* WRITTEN INSTRUCTION:
Pick out the lines below with "Copyright" and list them.

## start

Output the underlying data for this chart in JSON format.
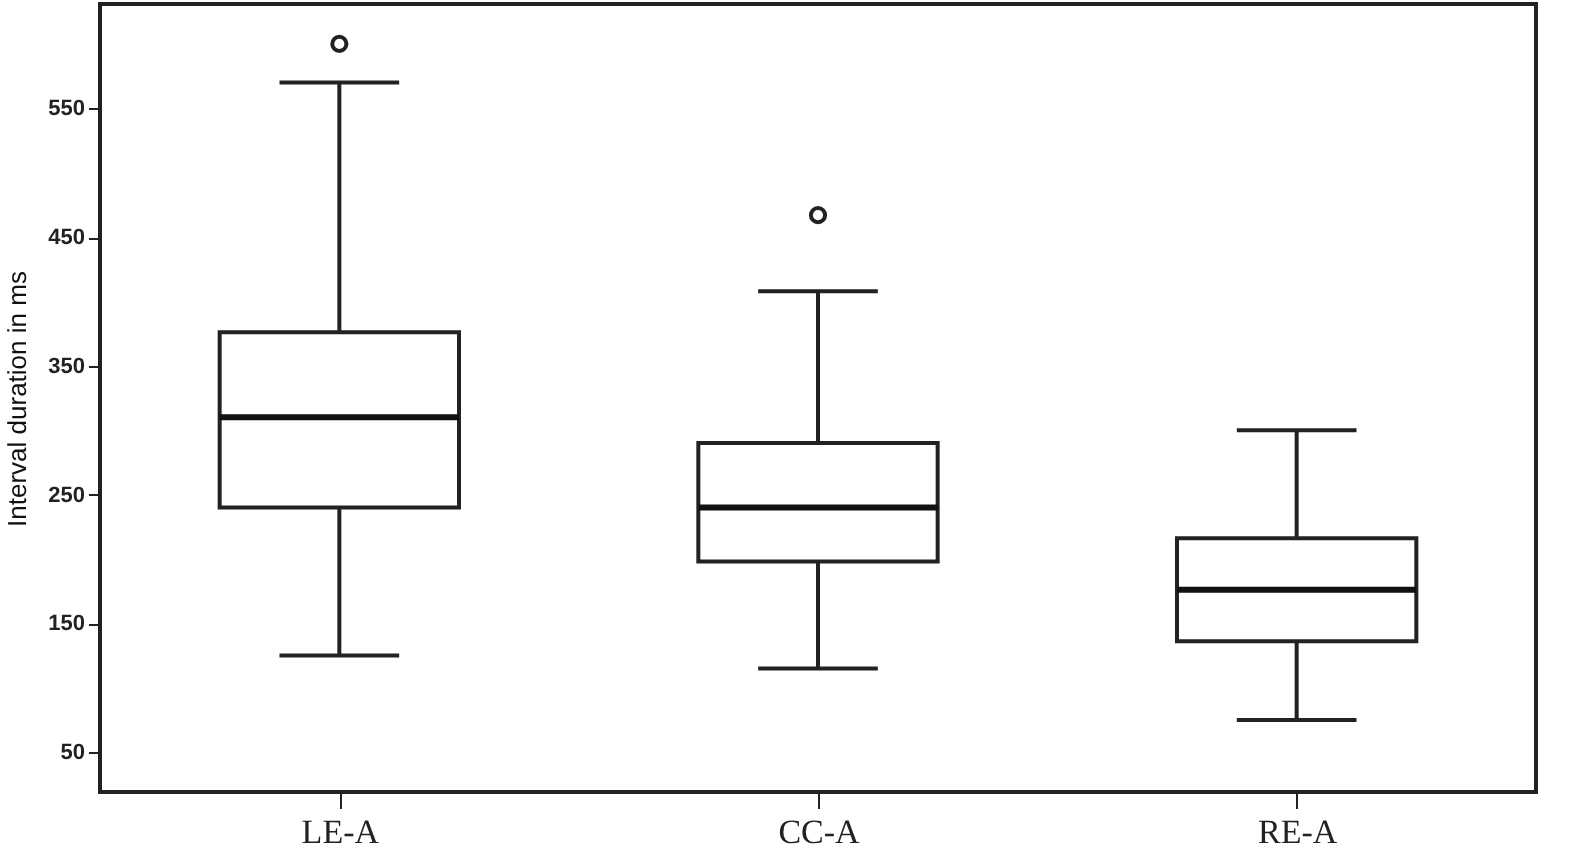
{
  "chart_data": {
    "type": "box",
    "ylabel": "Interval duration in ms",
    "categories": [
      "LE-A",
      "CC-A",
      "RE-A"
    ],
    "boxes": [
      {
        "low": 125,
        "q1": 240,
        "median": 310,
        "q3": 376,
        "high": 570,
        "outliers": [
          600
        ]
      },
      {
        "low": 115,
        "q1": 198,
        "median": 240,
        "q3": 290,
        "high": 408,
        "outliers": [
          467
        ]
      },
      {
        "low": 75,
        "q1": 136,
        "median": 176,
        "q3": 216,
        "high": 300
      }
    ],
    "ylim": [
      19,
      631
    ],
    "yticks": [
      50,
      150,
      250,
      350,
      450,
      550
    ],
    "grid": false
  }
}
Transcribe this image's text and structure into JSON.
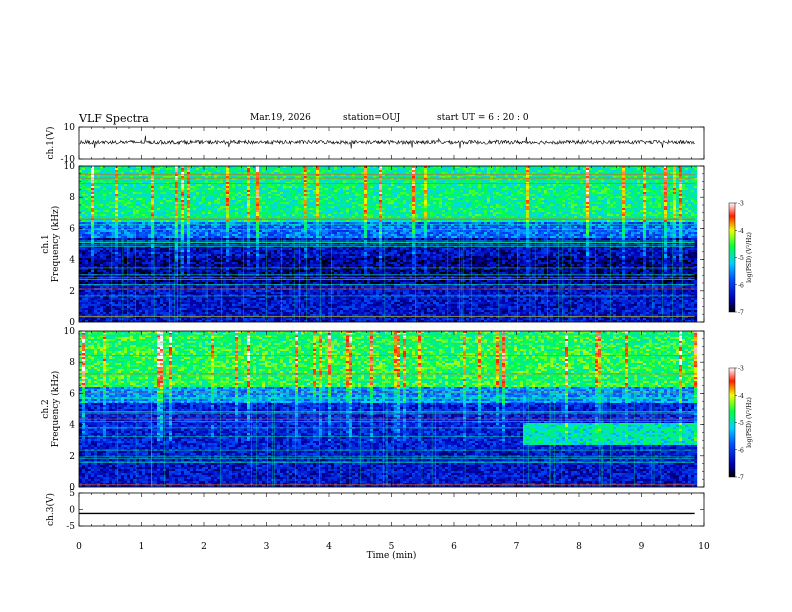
{
  "header": {
    "title": "VLF Spectra",
    "date": "Mar.19, 2026",
    "station": "station=OUJ",
    "start": "start  UT =   6 : 20 : 0"
  },
  "chart_data": [
    {
      "type": "line",
      "name": "ch1-waveform",
      "ylabel": "ch.1(V)",
      "ylim": [
        -10,
        10
      ],
      "yticks": [
        "10",
        "-10"
      ],
      "x_range_min": [
        0,
        9.85
      ],
      "baseline": 0.5,
      "noise_amplitude": 1.2
    },
    {
      "type": "heatmap",
      "name": "ch1-spectrogram",
      "ylabel": "ch.1\nFrequency (kHz)",
      "ylim": [
        0,
        10
      ],
      "yticks": [
        "0",
        "2",
        "4",
        "6",
        "8",
        "10"
      ],
      "colorbar": {
        "label": "log(PSD) (V²/Hz)",
        "range": [
          -7,
          -3
        ],
        "ticks": [
          "-3",
          "-4",
          "-5",
          "-6",
          "-7"
        ]
      },
      "bands_khz": [
        {
          "range": [
            0,
            2.5
          ],
          "level": -6.3
        },
        {
          "range": [
            2.5,
            4.2
          ],
          "level": -6.6
        },
        {
          "range": [
            4.2,
            5.5
          ],
          "level": -6.4
        },
        {
          "range": [
            5.5,
            6.5
          ],
          "level": -5.7
        },
        {
          "range": [
            6.5,
            10
          ],
          "level": -4.8
        }
      ]
    },
    {
      "type": "heatmap",
      "name": "ch2-spectrogram",
      "ylabel": "ch.2\nFrequency (kHz)",
      "ylim": [
        0,
        10
      ],
      "yticks": [
        "0",
        "2",
        "4",
        "6",
        "8",
        "10"
      ],
      "colorbar": {
        "label": "log(PSD) (V²/Hz)",
        "range": [
          -7,
          -3
        ],
        "ticks": [
          "-3",
          "-4",
          "-5",
          "-6",
          "-7"
        ]
      },
      "bands_khz": [
        {
          "range": [
            0,
            2.5
          ],
          "level": -6.3
        },
        {
          "range": [
            2.5,
            5.5
          ],
          "level": -6.2
        },
        {
          "range": [
            5.5,
            6.5
          ],
          "level": -5.5
        },
        {
          "range": [
            6.5,
            10
          ],
          "level": -4.6
        }
      ]
    },
    {
      "type": "line",
      "name": "ch3-waveform",
      "ylabel": "ch.3(V)",
      "ylim": [
        -5,
        5
      ],
      "yticks": [
        "5",
        "0",
        "-5"
      ],
      "x_range_min": [
        0,
        9.85
      ],
      "baseline": -1.2,
      "noise_amplitude": 0
    }
  ],
  "xaxis": {
    "label": "Time  (min)",
    "range": [
      0,
      10
    ],
    "ticks": [
      "0",
      "1",
      "2",
      "3",
      "4",
      "5",
      "6",
      "7",
      "8",
      "9",
      "10"
    ]
  }
}
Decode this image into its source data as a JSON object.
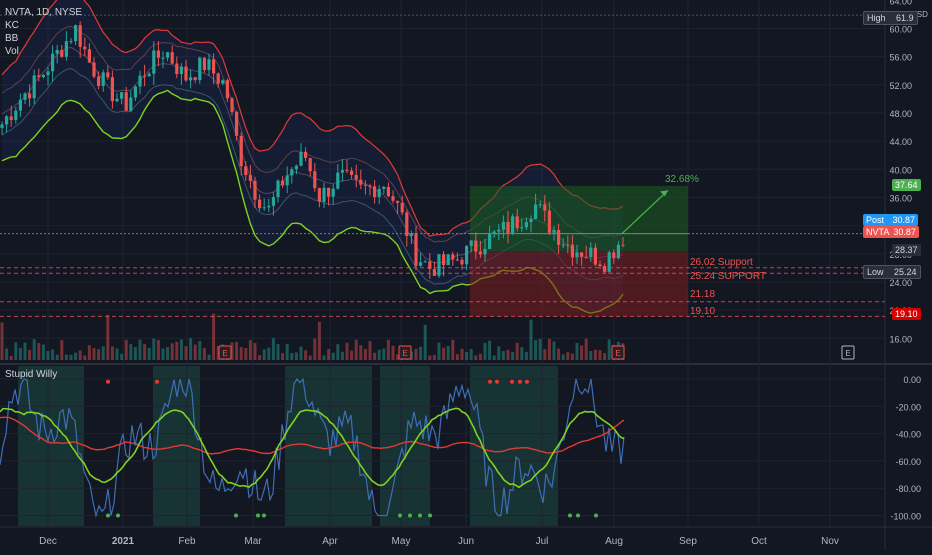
{
  "symbol_legend": {
    "title": "NVTA, 1D, NYSE",
    "ind1": "KC",
    "ind2": "BB",
    "ind3": "Vol"
  },
  "oscillator": {
    "name": "Stupid Willy"
  },
  "price_axis": {
    "currency": "USD",
    "ticks": [
      "64.00",
      "60.00",
      "56.00",
      "52.00",
      "48.00",
      "44.00",
      "40.00",
      "36.00",
      "32.00",
      "28.00",
      "24.00",
      "20.00",
      "16.00"
    ]
  },
  "osc_axis": {
    "ticks": [
      "0.00",
      "-20.00",
      "-40.00",
      "-60.00",
      "-80.00",
      "-100.00"
    ]
  },
  "time_axis": {
    "ticks": [
      "Dec",
      "2021",
      "Feb",
      "Mar",
      "Apr",
      "May",
      "Jun",
      "Jul",
      "Aug",
      "Sep",
      "Oct",
      "Nov"
    ]
  },
  "badges": {
    "high_label": "High",
    "high_value": "61.9",
    "target_value": "37.64",
    "post_label": "Post",
    "post_value": "30.87",
    "last_label": "NVTA",
    "last_value": "30.87",
    "entry_value": "28.37",
    "low_label": "Low",
    "low_value": "25.24",
    "stop_value": "19.10"
  },
  "levels": {
    "support1": "26.02 Support",
    "support2": "25.24 SUPPORT",
    "level3": "21.18",
    "level4": "19.10"
  },
  "projection": {
    "percent": "32.68%"
  },
  "earnings_marker": "E",
  "colors": {
    "up": "#26a69a",
    "down": "#ef5350",
    "bg": "#131722",
    "green_line": "#7ed321",
    "red_line": "#e53935",
    "osc_blue": "#3d6fb6"
  }
}
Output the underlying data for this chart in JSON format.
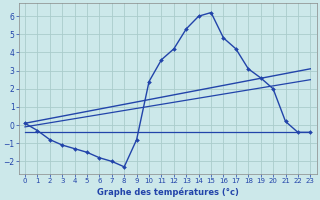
{
  "xlabel": "Graphe des températures (°c)",
  "background_color": "#cce8ea",
  "grid_color": "#aacccc",
  "line_color": "#2244aa",
  "xlim": [
    -0.5,
    23.5
  ],
  "ylim": [
    -2.7,
    6.7
  ],
  "xticks": [
    0,
    1,
    2,
    3,
    4,
    5,
    6,
    7,
    8,
    9,
    10,
    11,
    12,
    13,
    14,
    15,
    16,
    17,
    18,
    19,
    20,
    21,
    22,
    23
  ],
  "yticks": [
    -2,
    -1,
    0,
    1,
    2,
    3,
    4,
    5,
    6
  ],
  "hours": [
    0,
    1,
    2,
    3,
    4,
    5,
    6,
    7,
    8,
    9,
    10,
    11,
    12,
    13,
    14,
    15,
    16,
    17,
    18,
    19,
    20,
    21,
    22,
    23
  ],
  "curve1": [
    0.1,
    -0.3,
    -0.8,
    -1.1,
    -1.3,
    -1.5,
    -1.8,
    -2.0,
    -2.3,
    -0.8,
    2.4,
    3.6,
    4.2,
    5.3,
    6.0,
    6.2,
    4.8,
    4.2,
    3.1,
    2.6,
    2.0,
    0.2,
    -0.4,
    -0.4
  ],
  "trend1_x": [
    0,
    23
  ],
  "trend1_y": [
    0.1,
    3.1
  ],
  "trend2_x": [
    0,
    23
  ],
  "trend2_y": [
    -0.1,
    2.5
  ],
  "trend3_x": [
    0,
    23
  ],
  "trend3_y": [
    -0.4,
    -0.4
  ]
}
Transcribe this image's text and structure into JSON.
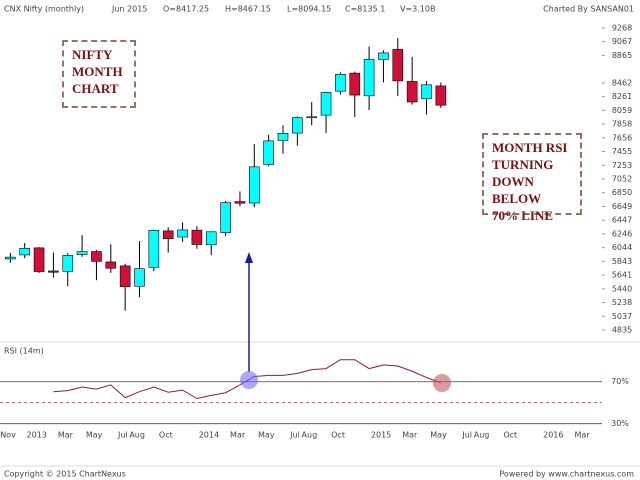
{
  "chart_data": {
    "type": "candlestick",
    "title": "CNX Nifty (monthly)",
    "info": [
      "Jun 2015",
      "O=8417.25",
      "H=8467.15",
      "L=8094.15",
      "C=8135.1",
      "V=3.10B"
    ],
    "credit": "Charted By SANSAN01",
    "footer_left": "Copyright © 2015 ChartNexus",
    "footer_right": "Powered by www.chartnexus.com",
    "categories": [
      "Nov",
      null,
      "2013",
      null,
      "Mar",
      null,
      "May",
      null,
      "Jul",
      "Aug",
      null,
      "Oct",
      null,
      null,
      "2014",
      null,
      "Mar",
      null,
      "May",
      null,
      "Jul",
      "Aug",
      null,
      "Oct",
      null,
      null,
      "2015",
      null,
      "Mar",
      null,
      "May",
      null,
      "Jul",
      "Aug",
      null,
      "Oct",
      null,
      null,
      "2016",
      null,
      "Mar"
    ],
    "open": [
      null,
      5878,
      5937,
      6041,
      5702,
      5697,
      5944,
      5987,
      5834,
      5776,
      5478,
      5756,
      6290,
      6200,
      6301,
      6086,
      6265,
      6720,
      6699,
      7264,
      7617,
      7725,
      7958,
      7989,
      8341,
      8605,
      8272,
      8806,
      8953,
      8483,
      8229,
      8417.25,
      null,
      null,
      null,
      null,
      null,
      null,
      null,
      null,
      null
    ],
    "high": [
      null,
      5965,
      6111,
      6052,
      5971,
      5962,
      6229,
      6011,
      6093,
      5809,
      6142,
      6309,
      6342,
      6415,
      6358,
      6282,
      6730,
      6869,
      7563,
      7700,
      7841,
      7968,
      8180,
      8330,
      8617,
      8627,
      8996,
      8941,
      9119,
      8845,
      8490,
      8467.15,
      null,
      null,
      null,
      null,
      null,
      null,
      null,
      null,
      null
    ],
    "low": [
      null,
      5823,
      5889,
      5672,
      5604,
      5477,
      5910,
      5566,
      5675,
      5118,
      5318,
      5700,
      5972,
      6129,
      6027,
      5933,
      6212,
      6650,
      6638,
      7239,
      7422,
      7540,
      7841,
      7724,
      8290,
      7961,
      8065,
      8470,
      8269,
      8144,
      7997,
      8094.15,
      null,
      null,
      null,
      null,
      null,
      null,
      null,
      null,
      null
    ],
    "close": [
      null,
      5905,
      6035,
      5693,
      5683,
      5930,
      5986,
      5842,
      5742,
      5471,
      5735,
      6299,
      6176,
      6304,
      6090,
      6277,
      6704,
      6696,
      7230,
      7611,
      7721,
      7954,
      7965,
      8322,
      8588,
      8283,
      8809,
      8902,
      8491,
      8182,
      8434,
      8135.1,
      null,
      null,
      null,
      null,
      null,
      null,
      null,
      null,
      null
    ],
    "up_color": "#00ffff",
    "down_color": "#d0103a",
    "ylim": [
      4718,
      9385
    ],
    "yticks": [
      9268,
      9067,
      8865,
      8462,
      8261,
      8059,
      7858,
      7656,
      7455,
      7253,
      7052,
      6850,
      6649,
      6447,
      6246,
      6044,
      5843,
      5641,
      5440,
      5238,
      5037,
      4835
    ],
    "rsi": {
      "name": "RSI (14m)",
      "color": "#8b1a4a",
      "values": [
        null,
        null,
        null,
        null,
        60.5,
        61.5,
        65,
        63,
        67,
        54.8,
        60.5,
        65,
        60,
        62,
        54,
        57,
        59.5,
        67,
        75,
        76,
        76,
        78,
        81.5,
        82.5,
        91,
        91,
        82.5,
        86,
        85,
        80,
        74,
        69,
        null,
        null,
        null,
        null,
        null,
        null,
        null,
        null,
        null
      ],
      "ylim": [
        24,
        105
      ],
      "yticks": [
        {
          "value": 70,
          "label": "70%"
        },
        {
          "value": 30,
          "label": "30%"
        }
      ],
      "midline": 50
    },
    "annotations": [
      {
        "lines": [
          "NIFTY",
          "MONTH",
          "CHART"
        ]
      },
      {
        "lines": [
          "MONTH RSI",
          "TURNING",
          "DOWN",
          "BELOW",
          "70% LINE"
        ]
      }
    ]
  }
}
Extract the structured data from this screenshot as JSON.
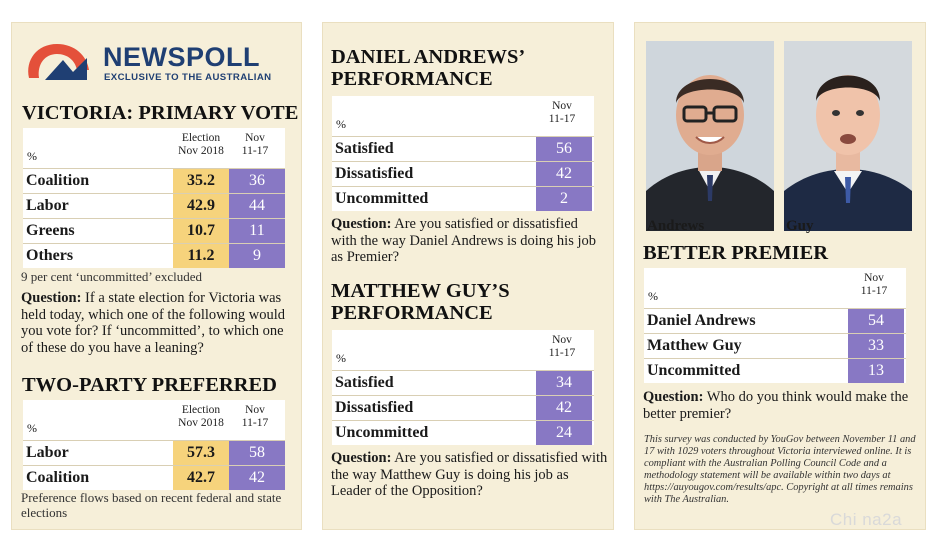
{
  "logo": {
    "brand": "NEWSPOLL",
    "tagline": "EXCLUSIVE TO THE AUSTRALIAN"
  },
  "primary_vote": {
    "title": "VICTORIA: PRIMARY VOTE",
    "pct": "%",
    "col1": [
      "Election",
      "Nov 2018"
    ],
    "col2": [
      "Nov",
      "11-17"
    ],
    "rows": [
      {
        "label": "Coalition",
        "v1": "35.2",
        "v2": "36"
      },
      {
        "label": "Labor",
        "v1": "42.9",
        "v2": "44"
      },
      {
        "label": "Greens",
        "v1": "10.7",
        "v2": "11"
      },
      {
        "label": "Others",
        "v1": "11.2",
        "v2": "9"
      }
    ],
    "note": "9 per cent ‘uncommitted’ excluded",
    "question_label": "Question:",
    "question": " If a state election for Victoria was held today, which one of the following would you vote for? If ‘uncommitted’, to which one of these do you have a leaning?"
  },
  "two_party": {
    "title": "TWO-PARTY PREFERRED",
    "pct": "%",
    "col1": [
      "Election",
      "Nov 2018"
    ],
    "col2": [
      "Nov",
      "11-17"
    ],
    "rows": [
      {
        "label": "Labor",
        "v1": "57.3",
        "v2": "58"
      },
      {
        "label": "Coalition",
        "v1": "42.7",
        "v2": "42"
      }
    ],
    "note": "Preference flows based on recent federal and state elections"
  },
  "andrews_perf": {
    "title": [
      "DANIEL ANDREWS’",
      "PERFORMANCE"
    ],
    "pct": "%",
    "col": [
      "Nov",
      "11-17"
    ],
    "rows": [
      {
        "label": "Satisfied",
        "v": "56"
      },
      {
        "label": "Dissatisfied",
        "v": "42"
      },
      {
        "label": "Uncommitted",
        "v": "2"
      }
    ],
    "question_label": "Question:",
    "question": " Are you satisfied or dissatisfied with the way Daniel Andrews is doing his job as Premier?"
  },
  "guy_perf": {
    "title": [
      "MATTHEW GUY’S",
      "PERFORMANCE"
    ],
    "pct": "%",
    "col": [
      "Nov",
      "11-17"
    ],
    "rows": [
      {
        "label": "Satisfied",
        "v": "34"
      },
      {
        "label": "Dissatisfied",
        "v": "42"
      },
      {
        "label": "Uncommitted",
        "v": "24"
      }
    ],
    "question_label": "Question:",
    "question": " Are you satisfied or dissatisfied with the way Matthew Guy is doing his job as Leader of the Opposition?"
  },
  "better_premier": {
    "photo_captions": [
      "Andrews",
      "Guy"
    ],
    "title": "BETTER PREMIER",
    "pct": "%",
    "col": [
      "Nov",
      "11-17"
    ],
    "rows": [
      {
        "label": "Daniel Andrews",
        "v": "54"
      },
      {
        "label": "Matthew Guy",
        "v": "33"
      },
      {
        "label": "Uncommitted",
        "v": "13"
      }
    ],
    "question_label": "Question:",
    "question": " Who do you think would make the better premier?",
    "methodology": "This survey was conducted by YouGov between November 11 and 17 with 1029 voters throughout Victoria interviewed online. It is compliant with the Australian Polling Council Code and a methodology statement will be available within two days at https://auyougov.com/results/apc. Copyright at all times remains with The Australian."
  },
  "watermark": "Chi na2a",
  "colors": {
    "panel": "#f6efd9",
    "election_col": "#f6d37c",
    "latest_col": "#8878c4",
    "logo": "#1f3f73",
    "logo_mark": "#e4503a"
  },
  "chart_data": [
    {
      "type": "table",
      "title": "VICTORIA: PRIMARY VOTE",
      "categories": [
        "Coalition",
        "Labor",
        "Greens",
        "Others"
      ],
      "series": [
        {
          "name": "Election Nov 2018",
          "values": [
            35.2,
            42.9,
            10.7,
            11.2
          ]
        },
        {
          "name": "Nov 11-17",
          "values": [
            36,
            44,
            11,
            9
          ]
        }
      ]
    },
    {
      "type": "table",
      "title": "TWO-PARTY PREFERRED",
      "categories": [
        "Labor",
        "Coalition"
      ],
      "series": [
        {
          "name": "Election Nov 2018",
          "values": [
            57.3,
            42.7
          ]
        },
        {
          "name": "Nov 11-17",
          "values": [
            58,
            42
          ]
        }
      ]
    },
    {
      "type": "table",
      "title": "DANIEL ANDREWS’ PERFORMANCE",
      "categories": [
        "Satisfied",
        "Dissatisfied",
        "Uncommitted"
      ],
      "series": [
        {
          "name": "Nov 11-17",
          "values": [
            56,
            42,
            2
          ]
        }
      ]
    },
    {
      "type": "table",
      "title": "MATTHEW GUY’S PERFORMANCE",
      "categories": [
        "Satisfied",
        "Dissatisfied",
        "Uncommitted"
      ],
      "series": [
        {
          "name": "Nov 11-17",
          "values": [
            34,
            42,
            24
          ]
        }
      ]
    },
    {
      "type": "table",
      "title": "BETTER PREMIER",
      "categories": [
        "Daniel Andrews",
        "Matthew Guy",
        "Uncommitted"
      ],
      "series": [
        {
          "name": "Nov 11-17",
          "values": [
            54,
            33,
            13
          ]
        }
      ]
    }
  ]
}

## end

* ANSWER FOR THIS EXERCISE:
    "footer_left": "Copyright © 2015 ChartNexus",
    "methodology": "This survey was conducted by YouGov between November 11 and 17 with 1029 voters throughout Victoria interviewed online. It is compliant with the Australian Polling Council Code and a methodology statement will be available within two days at https://auyougov.com/results/apc. Copyright at all times remains with The Australian."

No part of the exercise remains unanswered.